● **Aim of the task**: Without the pictures, copy all the entries below exactly.

-=-=-

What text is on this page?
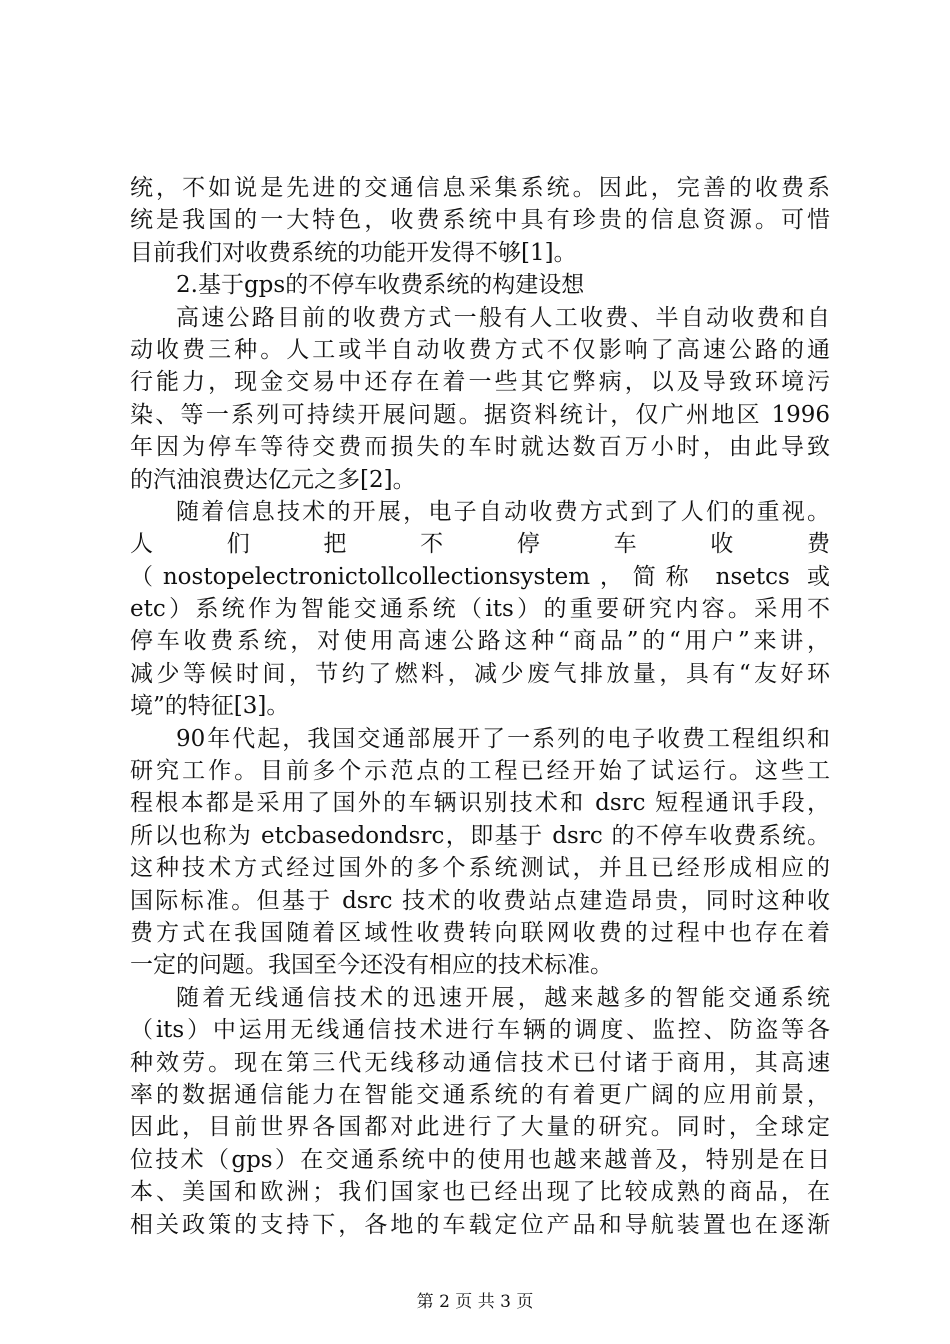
统，不如说是先进的交通信息采集系统。因此，完善的收费系
统是我国的一大特色，收费系统中具有珍贵的信息资源。可惜
目前我们对收费系统的功能开发得不够[1]。
2.基于gps的不停车收费系统的构建设想
高速公路目前的收费方式一般有人工收费、半自动收费和自
动收费三种。人工或半自动收费方式不仅影响了高速公路的通
行能力，现金交易中还存在着一些其它弊病，以及导致环境污
染、等一系列可持续开展问题。据资料统计，仅广州地区 1996
年因为停车等待交费而损失的车时就达数百万小时，由此导致
的汽油浪费达亿元之多[2]。
随着信息技术的开展，电子自动收费方式到了人们的重视。
人们把不停车收费
（nostopelectronictollcollectionsystem，简称 nsetcs 或
etc）系统作为智能交通系统（its）的重要研究内容。采用不
停车收费系统，对使用高速公路这种“商品”的“用户”来讲，
减少等候时间，节约了燃料，减少废气排放量，具有“友好环
境”的特征[3]。
90年代起，我国交通部展开了一系列的电子收费工程组织和
研究工作。目前多个示范点的工程已经开始了试运行。这些工
程根本都是采用了国外的车辆识别技术和 dsrc 短程通讯手段，
所以也称为 etcbasedondsrc，即基于 dsrc 的不停车收费系统。
这种技术方式经过国外的多个系统测试，并且已经形成相应的
国际标准。但基于 dsrc 技术的收费站点建造昂贵，同时这种收
费方式在我国随着区域性收费转向联网收费的过程中也存在着
一定的问题。我国至今还没有相应的技术标准。
随着无线通信技术的迅速开展，越来越多的智能交通系统
（its）中运用无线通信技术进行车辆的调度、监控、防盗等各
种效劳。现在第三代无线移动通信技术已付诸于商用，其高速
率的数据通信能力在智能交通系统的有着更广阔的应用前景，
因此，目前世界各国都对此进行了大量的研究。同时，全球定
位技术（gps）在交通系统中的使用也越来越普及，特别是在日
本、美国和欧洲；我们国家也已经出现了比较成熟的商品，在
相关政策的支持下，各地的车载定位产品和导航装置也在逐渐
第 2 页 共 3 页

-=-=-

● **Correct response**:
What text is on this page?
统，不如说是先进的交通信息采集系统。因此，完善的收费系
统是我国的一大特色，收费系统中具有珍贵的信息资源。可惜
目前我们对收费系统的功能开发得不够[1]。
2.基于gps的不停车收费系统的构建设想
高速公路目前的收费方式一般有人工收费、半自动收费和自
动收费三种。人工或半自动收费方式不仅影响了高速公路的通
行能力，现金交易中还存在着一些其它弊病，以及导致环境污
染、等一系列可持续开展问题。据资料统计，仅广州地区 1996
年因为停车等待交费而损失的车时就达数百万小时，由此导致
的汽油浪费达亿元之多[2]。
随着信息技术的开展，电子自动收费方式到了人们的重视。
人们把不停车收费
（nostopelectronictollcollectionsystem，简称 nsetcs 或
etc）系统作为智能交通系统（its）的重要研究内容。采用不
停车收费系统，对使用高速公路这种“商品”的“用户”来讲，
减少等候时间，节约了燃料，减少废气排放量，具有“友好环
境”的特征[3]。
90年代起，我国交通部展开了一系列的电子收费工程组织和
研究工作。目前多个示范点的工程已经开始了试运行。这些工
程根本都是采用了国外的车辆识别技术和 dsrc 短程通讯手段，
所以也称为 etcbasedondsrc，即基于 dsrc 的不停车收费系统。
这种技术方式经过国外的多个系统测试，并且已经形成相应的
国际标准。但基于 dsrc 技术的收费站点建造昂贵，同时这种收
费方式在我国随着区域性收费转向联网收费的过程中也存在着
一定的问题。我国至今还没有相应的技术标准。
随着无线通信技术的迅速开展，越来越多的智能交通系统
（its）中运用无线通信技术进行车辆的调度、监控、防盗等各
种效劳。现在第三代无线移动通信技术已付诸于商用，其高速
率的数据通信能力在智能交通系统的有着更广阔的应用前景，
因此，目前世界各国都对此进行了大量的研究。同时，全球定
位技术（gps）在交通系统中的使用也越来越普及，特别是在日
本、美国和欧洲；我们国家也已经出现了比较成熟的商品，在
相关政策的支持下，各地的车载定位产品和导航装置也在逐渐
第 2 页 共 3 页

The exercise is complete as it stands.